# What you need to do
Output the data that follows exactly, line for line.

— start of Data shown —

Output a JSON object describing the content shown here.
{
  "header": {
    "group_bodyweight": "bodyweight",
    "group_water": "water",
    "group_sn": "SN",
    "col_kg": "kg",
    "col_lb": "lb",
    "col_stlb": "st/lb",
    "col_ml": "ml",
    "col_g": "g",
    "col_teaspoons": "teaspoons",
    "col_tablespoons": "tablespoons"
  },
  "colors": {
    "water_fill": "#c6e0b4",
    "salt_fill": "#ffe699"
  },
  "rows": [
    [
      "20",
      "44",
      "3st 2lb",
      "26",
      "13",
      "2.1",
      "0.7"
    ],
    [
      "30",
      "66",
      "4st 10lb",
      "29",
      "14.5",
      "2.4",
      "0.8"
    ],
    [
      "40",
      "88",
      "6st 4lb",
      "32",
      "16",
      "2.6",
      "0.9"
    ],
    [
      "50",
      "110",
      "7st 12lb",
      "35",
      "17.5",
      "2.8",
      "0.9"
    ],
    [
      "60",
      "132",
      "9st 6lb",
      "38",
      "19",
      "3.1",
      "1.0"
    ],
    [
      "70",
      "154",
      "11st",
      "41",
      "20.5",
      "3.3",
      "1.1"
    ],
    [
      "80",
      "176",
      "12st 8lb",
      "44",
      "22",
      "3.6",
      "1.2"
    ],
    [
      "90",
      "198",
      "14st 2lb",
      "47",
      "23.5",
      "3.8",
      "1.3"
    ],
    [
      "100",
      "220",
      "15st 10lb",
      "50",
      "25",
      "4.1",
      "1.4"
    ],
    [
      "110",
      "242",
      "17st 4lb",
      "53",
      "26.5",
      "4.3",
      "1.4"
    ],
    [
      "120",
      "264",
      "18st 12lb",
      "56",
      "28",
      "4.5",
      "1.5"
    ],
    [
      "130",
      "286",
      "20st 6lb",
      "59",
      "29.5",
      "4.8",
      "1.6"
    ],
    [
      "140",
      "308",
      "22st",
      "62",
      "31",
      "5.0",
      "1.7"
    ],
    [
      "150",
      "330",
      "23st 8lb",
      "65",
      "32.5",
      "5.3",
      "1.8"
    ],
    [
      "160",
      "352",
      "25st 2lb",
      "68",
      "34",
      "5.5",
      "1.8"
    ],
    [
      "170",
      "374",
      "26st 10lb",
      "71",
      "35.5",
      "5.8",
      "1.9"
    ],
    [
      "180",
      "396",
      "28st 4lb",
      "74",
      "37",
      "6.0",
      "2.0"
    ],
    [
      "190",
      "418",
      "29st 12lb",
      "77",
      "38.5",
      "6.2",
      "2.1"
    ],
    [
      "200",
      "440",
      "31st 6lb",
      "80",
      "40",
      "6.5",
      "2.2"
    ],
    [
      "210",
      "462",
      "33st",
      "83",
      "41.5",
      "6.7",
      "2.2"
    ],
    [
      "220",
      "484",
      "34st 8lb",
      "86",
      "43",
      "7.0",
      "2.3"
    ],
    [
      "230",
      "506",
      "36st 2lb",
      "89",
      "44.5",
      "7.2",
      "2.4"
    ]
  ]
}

— end of Data shown —

# Finished exercise
Output a JSON object describing the content shown here.
{
  "header": {
    "group_bodyweight": "bodyweight",
    "group_water": "water",
    "group_sn": "SN",
    "col_kg": "kg",
    "col_lb": "lb",
    "col_stlb": "st/lb",
    "col_ml": "ml",
    "col_g": "g",
    "col_teaspoons": "teaspoons",
    "col_tablespoons": "tablespoons"
  },
  "colors": {
    "water_fill": "#c6e0b4",
    "salt_fill": "#ffe699"
  },
  "rows": [
    [
      "20",
      "44",
      "3st 2lb",
      "26",
      "13",
      "2.1",
      "0.7"
    ],
    [
      "30",
      "66",
      "4st 10lb",
      "29",
      "14.5",
      "2.4",
      "0.8"
    ],
    [
      "40",
      "88",
      "6st 4lb",
      "32",
      "16",
      "2.6",
      "0.9"
    ],
    [
      "50",
      "110",
      "7st 12lb",
      "35",
      "17.5",
      "2.8",
      "0.9"
    ],
    [
      "60",
      "132",
      "9st 6lb",
      "38",
      "19",
      "3.1",
      "1.0"
    ],
    [
      "70",
      "154",
      "11st",
      "41",
      "20.5",
      "3.3",
      "1.1"
    ],
    [
      "80",
      "176",
      "12st 8lb",
      "44",
      "22",
      "3.6",
      "1.2"
    ],
    [
      "90",
      "198",
      "14st 2lb",
      "47",
      "23.5",
      "3.8",
      "1.3"
    ],
    [
      "100",
      "220",
      "15st 10lb",
      "50",
      "25",
      "4.1",
      "1.4"
    ],
    [
      "110",
      "242",
      "17st 4lb",
      "53",
      "26.5",
      "4.3",
      "1.4"
    ],
    [
      "120",
      "264",
      "18st 12lb",
      "56",
      "28",
      "4.5",
      "1.5"
    ],
    [
      "130",
      "286",
      "20st 6lb",
      "59",
      "29.5",
      "4.8",
      "1.6"
    ],
    [
      "140",
      "308",
      "22st",
      "62",
      "31",
      "5.0",
      "1.7"
    ],
    [
      "150",
      "330",
      "23st 8lb",
      "65",
      "32.5",
      "5.3",
      "1.8"
    ],
    [
      "160",
      "352",
      "25st 2lb",
      "68",
      "34",
      "5.5",
      "1.8"
    ],
    [
      "170",
      "374",
      "26st 10lb",
      "71",
      "35.5",
      "5.8",
      "1.9"
    ],
    [
      "180",
      "396",
      "28st 4lb",
      "74",
      "37",
      "6.0",
      "2.0"
    ],
    [
      "190",
      "418",
      "29st 12lb",
      "77",
      "38.5",
      "6.2",
      "2.1"
    ],
    [
      "200",
      "440",
      "31st 6lb",
      "80",
      "40",
      "6.5",
      "2.2"
    ],
    [
      "210",
      "462",
      "33st",
      "83",
      "41.5",
      "6.7",
      "2.2"
    ],
    [
      "220",
      "484",
      "34st 8lb",
      "86",
      "43",
      "7.0",
      "2.3"
    ],
    [
      "230",
      "506",
      "36st 2lb",
      "89",
      "44.5",
      "7.2",
      "2.4"
    ]
  ]
}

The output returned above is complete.